___ Excerpted records ___
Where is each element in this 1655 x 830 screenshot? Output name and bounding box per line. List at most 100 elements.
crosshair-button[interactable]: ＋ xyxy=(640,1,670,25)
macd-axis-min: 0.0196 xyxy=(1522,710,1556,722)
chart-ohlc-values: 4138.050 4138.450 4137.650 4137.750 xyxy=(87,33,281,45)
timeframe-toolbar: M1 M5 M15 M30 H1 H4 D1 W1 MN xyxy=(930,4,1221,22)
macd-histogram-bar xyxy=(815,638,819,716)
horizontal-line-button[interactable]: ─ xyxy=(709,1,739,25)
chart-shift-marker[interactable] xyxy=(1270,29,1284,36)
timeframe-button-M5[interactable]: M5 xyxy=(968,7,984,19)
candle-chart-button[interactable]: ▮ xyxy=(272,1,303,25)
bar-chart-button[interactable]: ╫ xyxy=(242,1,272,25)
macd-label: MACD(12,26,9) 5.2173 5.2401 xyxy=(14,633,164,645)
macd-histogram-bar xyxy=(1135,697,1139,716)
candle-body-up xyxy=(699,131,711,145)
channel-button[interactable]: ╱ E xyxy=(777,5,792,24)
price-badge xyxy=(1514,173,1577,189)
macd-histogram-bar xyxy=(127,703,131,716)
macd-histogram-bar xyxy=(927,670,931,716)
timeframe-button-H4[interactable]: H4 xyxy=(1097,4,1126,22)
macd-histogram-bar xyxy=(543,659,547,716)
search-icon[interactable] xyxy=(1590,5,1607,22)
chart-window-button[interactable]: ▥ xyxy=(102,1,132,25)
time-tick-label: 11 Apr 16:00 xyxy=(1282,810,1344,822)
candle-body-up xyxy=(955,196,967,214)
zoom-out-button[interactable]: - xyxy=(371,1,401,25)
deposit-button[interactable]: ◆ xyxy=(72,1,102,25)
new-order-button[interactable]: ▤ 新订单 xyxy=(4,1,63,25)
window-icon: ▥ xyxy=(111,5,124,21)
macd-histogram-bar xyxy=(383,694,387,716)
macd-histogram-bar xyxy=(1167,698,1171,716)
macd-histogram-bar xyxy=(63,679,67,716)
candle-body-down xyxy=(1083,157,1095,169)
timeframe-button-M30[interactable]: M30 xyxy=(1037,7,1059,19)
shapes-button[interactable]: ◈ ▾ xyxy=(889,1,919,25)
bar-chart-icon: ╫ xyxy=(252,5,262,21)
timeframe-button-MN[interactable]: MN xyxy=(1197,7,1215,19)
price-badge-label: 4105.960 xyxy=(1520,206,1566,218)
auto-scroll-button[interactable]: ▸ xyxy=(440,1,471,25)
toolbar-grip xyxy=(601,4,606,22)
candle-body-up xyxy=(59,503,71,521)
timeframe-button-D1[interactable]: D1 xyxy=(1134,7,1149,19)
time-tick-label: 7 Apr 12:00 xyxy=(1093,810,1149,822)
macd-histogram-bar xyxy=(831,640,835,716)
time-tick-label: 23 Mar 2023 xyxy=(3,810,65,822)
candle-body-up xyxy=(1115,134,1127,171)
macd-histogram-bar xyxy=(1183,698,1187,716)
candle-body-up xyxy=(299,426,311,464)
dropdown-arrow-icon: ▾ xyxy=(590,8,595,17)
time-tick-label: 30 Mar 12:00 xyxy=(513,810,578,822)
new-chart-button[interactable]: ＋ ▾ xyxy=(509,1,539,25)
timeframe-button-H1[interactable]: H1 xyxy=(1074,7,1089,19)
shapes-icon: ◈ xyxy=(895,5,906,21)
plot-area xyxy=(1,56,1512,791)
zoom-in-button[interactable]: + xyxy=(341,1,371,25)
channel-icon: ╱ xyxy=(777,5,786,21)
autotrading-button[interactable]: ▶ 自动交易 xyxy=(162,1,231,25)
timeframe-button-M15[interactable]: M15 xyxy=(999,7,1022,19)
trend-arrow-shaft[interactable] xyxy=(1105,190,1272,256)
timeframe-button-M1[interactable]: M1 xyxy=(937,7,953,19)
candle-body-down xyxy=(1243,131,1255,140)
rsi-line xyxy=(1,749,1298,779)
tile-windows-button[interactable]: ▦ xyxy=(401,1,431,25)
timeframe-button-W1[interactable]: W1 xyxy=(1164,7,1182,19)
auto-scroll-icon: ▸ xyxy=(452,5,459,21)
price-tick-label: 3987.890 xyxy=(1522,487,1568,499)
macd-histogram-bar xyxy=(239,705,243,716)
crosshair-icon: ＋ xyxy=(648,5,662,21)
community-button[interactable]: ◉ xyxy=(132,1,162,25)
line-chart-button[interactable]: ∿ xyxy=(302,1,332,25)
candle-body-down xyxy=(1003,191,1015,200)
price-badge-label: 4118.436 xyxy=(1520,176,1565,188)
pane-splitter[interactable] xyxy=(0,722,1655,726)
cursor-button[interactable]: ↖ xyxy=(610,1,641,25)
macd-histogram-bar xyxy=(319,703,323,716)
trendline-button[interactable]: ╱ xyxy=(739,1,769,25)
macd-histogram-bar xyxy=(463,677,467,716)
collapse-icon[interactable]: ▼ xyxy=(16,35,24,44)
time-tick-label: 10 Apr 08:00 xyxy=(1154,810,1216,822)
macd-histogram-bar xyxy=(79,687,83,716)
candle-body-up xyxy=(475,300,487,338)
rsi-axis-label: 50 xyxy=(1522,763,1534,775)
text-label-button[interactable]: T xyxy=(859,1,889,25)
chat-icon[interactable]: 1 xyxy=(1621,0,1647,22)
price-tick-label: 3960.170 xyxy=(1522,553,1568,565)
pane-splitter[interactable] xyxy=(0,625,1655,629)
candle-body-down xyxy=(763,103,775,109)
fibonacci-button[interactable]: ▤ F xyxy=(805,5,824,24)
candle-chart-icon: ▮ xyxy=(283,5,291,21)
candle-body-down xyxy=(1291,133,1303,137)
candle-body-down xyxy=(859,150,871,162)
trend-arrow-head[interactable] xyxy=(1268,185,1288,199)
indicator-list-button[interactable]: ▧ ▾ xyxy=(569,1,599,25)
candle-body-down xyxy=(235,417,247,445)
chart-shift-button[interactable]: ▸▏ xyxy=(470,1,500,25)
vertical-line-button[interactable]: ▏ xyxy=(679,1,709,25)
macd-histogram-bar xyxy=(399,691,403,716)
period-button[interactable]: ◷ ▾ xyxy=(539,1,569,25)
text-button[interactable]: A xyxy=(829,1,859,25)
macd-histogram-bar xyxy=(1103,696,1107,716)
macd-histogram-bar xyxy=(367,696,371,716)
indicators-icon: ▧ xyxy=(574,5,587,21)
___
The task - Reproduce all of the spatial layout data above word for word, line by line.

Worked answer -
Where is each element in this 1655 x 830 screenshot? Output name and bounding box per line. List at most 100 elements.
crosshair-button[interactable]: ＋ xyxy=(640,1,670,25)
macd-axis-min: 0.0196 xyxy=(1522,710,1556,722)
chart-ohlc-values: 4138.050 4138.450 4137.650 4137.750 xyxy=(87,33,281,45)
timeframe-toolbar: M1 M5 M15 M30 H1 H4 D1 W1 MN xyxy=(930,4,1221,22)
macd-histogram-bar xyxy=(815,638,819,716)
horizontal-line-button[interactable]: ─ xyxy=(709,1,739,25)
chart-shift-marker[interactable] xyxy=(1270,29,1284,36)
timeframe-button-M5[interactable]: M5 xyxy=(968,7,984,19)
candle-chart-button[interactable]: ▮ xyxy=(272,1,303,25)
bar-chart-button[interactable]: ╫ xyxy=(242,1,272,25)
macd-label: MACD(12,26,9) 5.2173 5.2401 xyxy=(14,633,164,645)
macd-histogram-bar xyxy=(1135,697,1139,716)
candle-body-up xyxy=(699,131,711,145)
channel-button[interactable]: ╱ E xyxy=(777,5,792,24)
price-badge xyxy=(1514,173,1577,189)
macd-histogram-bar xyxy=(127,703,131,716)
macd-histogram-bar xyxy=(927,670,931,716)
timeframe-button-H4[interactable]: H4 xyxy=(1097,4,1126,22)
macd-histogram-bar xyxy=(543,659,547,716)
search-icon[interactable] xyxy=(1590,5,1607,22)
chart-window-button[interactable]: ▥ xyxy=(102,1,132,25)
time-tick-label: 11 Apr 16:00 xyxy=(1282,810,1344,822)
candle-body-up xyxy=(955,196,967,214)
zoom-out-button[interactable]: - xyxy=(371,1,401,25)
deposit-button[interactable]: ◆ xyxy=(72,1,102,25)
new-order-button[interactable]: ▤ 新订单 xyxy=(4,1,63,25)
window-icon: ▥ xyxy=(111,5,124,21)
macd-histogram-bar xyxy=(383,694,387,716)
macd-histogram-bar xyxy=(1167,698,1171,716)
macd-histogram-bar xyxy=(63,679,67,716)
candle-body-down xyxy=(1083,157,1095,169)
timeframe-button-M30[interactable]: M30 xyxy=(1037,7,1059,19)
shapes-button[interactable]: ◈ ▾ xyxy=(889,1,919,25)
bar-chart-icon: ╫ xyxy=(252,5,262,21)
timeframe-button-MN[interactable]: MN xyxy=(1197,7,1215,19)
price-badge-label: 4105.960 xyxy=(1520,206,1566,218)
auto-scroll-button[interactable]: ▸ xyxy=(440,1,471,25)
toolbar-grip xyxy=(601,4,606,22)
candle-body-up xyxy=(59,503,71,521)
timeframe-button-D1[interactable]: D1 xyxy=(1134,7,1149,19)
time-tick-label: 7 Apr 12:00 xyxy=(1093,810,1149,822)
macd-histogram-bar xyxy=(831,640,835,716)
time-tick-label: 23 Mar 2023 xyxy=(3,810,65,822)
candle-body-up xyxy=(1115,134,1127,171)
macd-histogram-bar xyxy=(1183,698,1187,716)
candle-body-up xyxy=(299,426,311,464)
dropdown-arrow-icon: ▾ xyxy=(590,8,595,17)
time-tick-label: 30 Mar 12:00 xyxy=(513,810,578,822)
new-chart-button[interactable]: ＋ ▾ xyxy=(509,1,539,25)
timeframe-button-H1[interactable]: H1 xyxy=(1074,7,1089,19)
shapes-icon: ◈ xyxy=(895,5,906,21)
plot-area xyxy=(1,56,1512,791)
zoom-in-button[interactable]: + xyxy=(341,1,371,25)
channel-icon: ╱ xyxy=(777,5,786,21)
autotrading-button[interactable]: ▶ 自动交易 xyxy=(162,1,231,25)
timeframe-button-M15[interactable]: M15 xyxy=(999,7,1022,19)
trend-arrow-shaft[interactable] xyxy=(1105,190,1272,256)
timeframe-button-M1[interactable]: M1 xyxy=(937,7,953,19)
candle-body-down xyxy=(1243,131,1255,140)
rsi-line xyxy=(1,749,1298,779)
tile-windows-button[interactable]: ▦ xyxy=(401,1,431,25)
timeframe-button-W1[interactable]: W1 xyxy=(1164,7,1182,19)
auto-scroll-icon: ▸ xyxy=(452,5,459,21)
price-tick-label: 3987.890 xyxy=(1522,487,1568,499)
macd-histogram-bar xyxy=(239,705,243,716)
crosshair-icon: ＋ xyxy=(648,5,662,21)
community-button[interactable]: ◉ xyxy=(132,1,162,25)
line-chart-button[interactable]: ∿ xyxy=(302,1,332,25)
candle-body-down xyxy=(1003,191,1015,200)
price-badge-label: 4118.436 xyxy=(1520,176,1565,188)
pane-splitter[interactable] xyxy=(0,722,1655,726)
cursor-button[interactable]: ↖ xyxy=(610,1,641,25)
macd-histogram-bar xyxy=(319,703,323,716)
trendline-button[interactable]: ╱ xyxy=(739,1,769,25)
macd-histogram-bar xyxy=(463,677,467,716)
collapse-icon[interactable]: ▼ xyxy=(16,35,24,44)
time-tick-label: 10 Apr 08:00 xyxy=(1154,810,1216,822)
macd-histogram-bar xyxy=(79,687,83,716)
candle-body-up xyxy=(475,300,487,338)
rsi-axis-label: 50 xyxy=(1522,763,1534,775)
text-label-button[interactable]: T xyxy=(859,1,889,25)
chat-icon[interactable]: 1 xyxy=(1621,0,1647,22)
price-tick-label: 3960.170 xyxy=(1522,553,1568,565)
pane-splitter[interactable] xyxy=(0,625,1655,629)
candle-body-down xyxy=(763,103,775,109)
fibonacci-button[interactable]: ▤ F xyxy=(805,5,824,24)
candle-chart-icon: ▮ xyxy=(283,5,291,21)
candle-body-down xyxy=(1291,133,1303,137)
candle-body-down xyxy=(859,150,871,162)
trend-arrow-head[interactable] xyxy=(1268,185,1288,199)
indicator-list-button[interactable]: ▧ ▾ xyxy=(569,1,599,25)
candle-body-down xyxy=(235,417,247,445)
chart-shift-button[interactable]: ▸▏ xyxy=(470,1,500,25)
vertical-line-button[interactable]: ▏ xyxy=(679,1,709,25)
macd-histogram-bar xyxy=(399,691,403,716)
period-button[interactable]: ◷ ▾ xyxy=(539,1,569,25)
text-button[interactable]: A xyxy=(829,1,859,25)
macd-histogram-bar xyxy=(1103,696,1107,716)
macd-histogram-bar xyxy=(367,696,371,716)
indicators-icon: ▧ xyxy=(574,5,587,21)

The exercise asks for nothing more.